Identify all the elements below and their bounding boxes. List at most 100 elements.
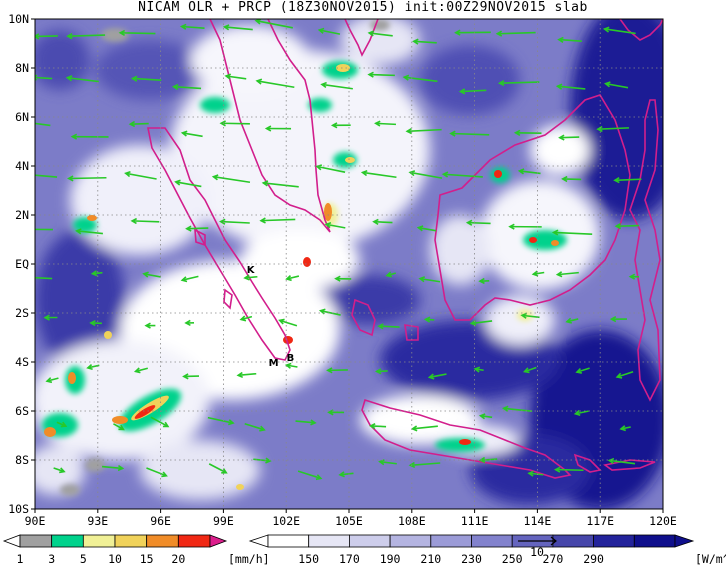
olr-legend-swatch (471, 534, 513, 548)
y-tick-label: 10S (8, 502, 29, 516)
olr-legend-swatch (389, 534, 432, 548)
wind-arrow (501, 405, 533, 412)
olr-legend-swatch (593, 534, 635, 548)
wind-arrow (43, 314, 58, 321)
x-tick-label: 105E (335, 514, 363, 528)
precip-legend-swatch (146, 534, 179, 548)
wind-arrow (207, 416, 235, 426)
wind-arrow (184, 319, 195, 326)
wind-arrow (56, 421, 68, 428)
wind-arrow (423, 316, 435, 323)
wind-arrow (454, 29, 491, 36)
wind-arrow (613, 177, 642, 184)
wind-arrow (180, 275, 199, 283)
precip-legend-low-arrow (2, 534, 21, 548)
wind-arrow (369, 422, 387, 430)
wind-arrow (146, 467, 168, 478)
coastline-malay-peninsula (209, 19, 331, 233)
wind-arrow (317, 27, 341, 35)
wind-arrow (565, 317, 579, 324)
wind-arrow (179, 23, 205, 30)
wind-arrow (150, 416, 170, 428)
wind-arrow (254, 19, 293, 29)
wind-arrow (527, 470, 544, 477)
wind-arrow (53, 467, 66, 474)
olr-legend-swatch (633, 534, 676, 548)
wind-arrow (211, 174, 251, 184)
y-tick-label: EQ (15, 257, 29, 271)
wind-arrow (377, 323, 400, 330)
wind-arrow (89, 319, 102, 327)
wind-arrow (405, 128, 442, 135)
wind-arrow (441, 171, 483, 178)
place-labels: K BM (247, 265, 294, 369)
wind-arrow (243, 274, 258, 281)
olr-field (35, 19, 663, 509)
wind-arrow (478, 413, 493, 420)
coastline-flores (603, 459, 656, 471)
x-axis: 90E 93E 96E 99E 102E 105E 108E 111E 114E 117E 120E (25, 509, 677, 528)
wind-arrow (236, 371, 257, 379)
olr-legend-swatch (267, 534, 310, 548)
wind-arrow (35, 228, 53, 231)
wind-arrow (412, 38, 437, 45)
wind-arrow (575, 367, 590, 374)
wind-arrow (35, 174, 58, 178)
wind-arrow (320, 81, 353, 90)
wind-arrow (338, 471, 354, 478)
wind-arrow (555, 271, 579, 278)
olr-legend-swatch (430, 534, 472, 548)
wind-arrow (133, 367, 149, 374)
coastline-borneo (434, 94, 631, 321)
wind-arrow (35, 33, 58, 40)
wind-arrow (66, 33, 106, 40)
wind-arrow (360, 169, 397, 179)
olr-legend-swatch (348, 534, 391, 548)
x-tick-label: 111E (461, 514, 489, 528)
wind-arrow (495, 30, 536, 37)
wind-arrow (35, 274, 53, 281)
precip-legend-high-arrow (209, 534, 228, 548)
wind-arrow (520, 312, 540, 319)
wind-arrow (182, 373, 200, 380)
wind-arrow (478, 456, 498, 464)
wind-arrow (367, 30, 393, 37)
wind-arrow (615, 371, 634, 379)
precip-legend-value: 20 (171, 552, 185, 566)
olr-legend-value: 250 (502, 552, 523, 566)
x-tick-label: 102E (272, 514, 300, 528)
wind-arrow (285, 275, 300, 282)
wind-arrow (555, 83, 586, 90)
wind-reference-label: 10 (530, 545, 544, 559)
wind-reference: 10 (518, 536, 557, 559)
wind-arrow (469, 319, 493, 327)
precip-legend-value: 3 (48, 552, 55, 566)
y-tick-label: 2S (15, 306, 29, 320)
coastline-java (361, 398, 572, 479)
y-tick-label: 8S (15, 453, 29, 467)
wind-arrow (208, 463, 228, 474)
x-tick-label: 117E (586, 514, 614, 528)
olr-legend-value: 190 (380, 552, 401, 566)
wind-arrow (385, 271, 396, 278)
wind-arrow (180, 130, 203, 138)
coastline-bangka (351, 298, 376, 337)
precip-legend-value: 1 (17, 552, 24, 566)
x-tick-label: 93E (87, 514, 108, 528)
olr-legend-value: 270 (543, 552, 564, 566)
precip-legend-swatch (82, 534, 116, 548)
olr-legend-unit: [W/m^2] (695, 552, 726, 566)
wind-arrow (372, 218, 393, 225)
wind-arrow (130, 75, 162, 82)
precip-legend-value: 15 (140, 552, 154, 566)
y-tick-label: 2N (15, 208, 29, 222)
precip-legend-swatch (114, 534, 148, 548)
coastline-islet-2 (223, 288, 233, 310)
wind-arrow (418, 276, 441, 283)
wind-arrow (513, 129, 542, 136)
wind-arrow (458, 88, 487, 95)
olr-legend: 150 170 190 210 230 250 270 290 [W/m^2] 10 (248, 534, 726, 566)
wind-arrow (416, 225, 437, 232)
wind-arrow (531, 270, 545, 277)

#### REQUIRED TASK:
Reproduce verbatim the lines of the items above, starting at the line containing "olr-legend-swatch (471, 534, 513, 548)" and ending at the line containing "wind-arrow (150, 416, 170, 428)", with both of those lines included.

#### RESULT OF THE EXERCISE:
olr-legend-swatch (471, 534, 513, 548)
y-tick-label: 10S (8, 502, 29, 516)
olr-legend-swatch (389, 534, 432, 548)
wind-arrow (501, 405, 533, 412)
olr-legend-swatch (593, 534, 635, 548)
wind-arrow (43, 314, 58, 321)
x-tick-label: 105E (335, 514, 363, 528)
precip-legend-swatch (146, 534, 179, 548)
wind-arrow (207, 416, 235, 426)
wind-arrow (184, 319, 195, 326)
wind-arrow (56, 421, 68, 428)
wind-arrow (423, 316, 435, 323)
wind-arrow (454, 29, 491, 36)
wind-arrow (613, 177, 642, 184)
wind-arrow (180, 275, 199, 283)
precip-legend-low-arrow (2, 534, 21, 548)
wind-arrow (369, 422, 387, 430)
wind-arrow (146, 467, 168, 478)
coastline-malay-peninsula (209, 19, 331, 233)
wind-arrow (317, 27, 341, 35)
wind-arrow (565, 317, 579, 324)
wind-arrow (179, 23, 205, 30)
wind-arrow (150, 416, 170, 428)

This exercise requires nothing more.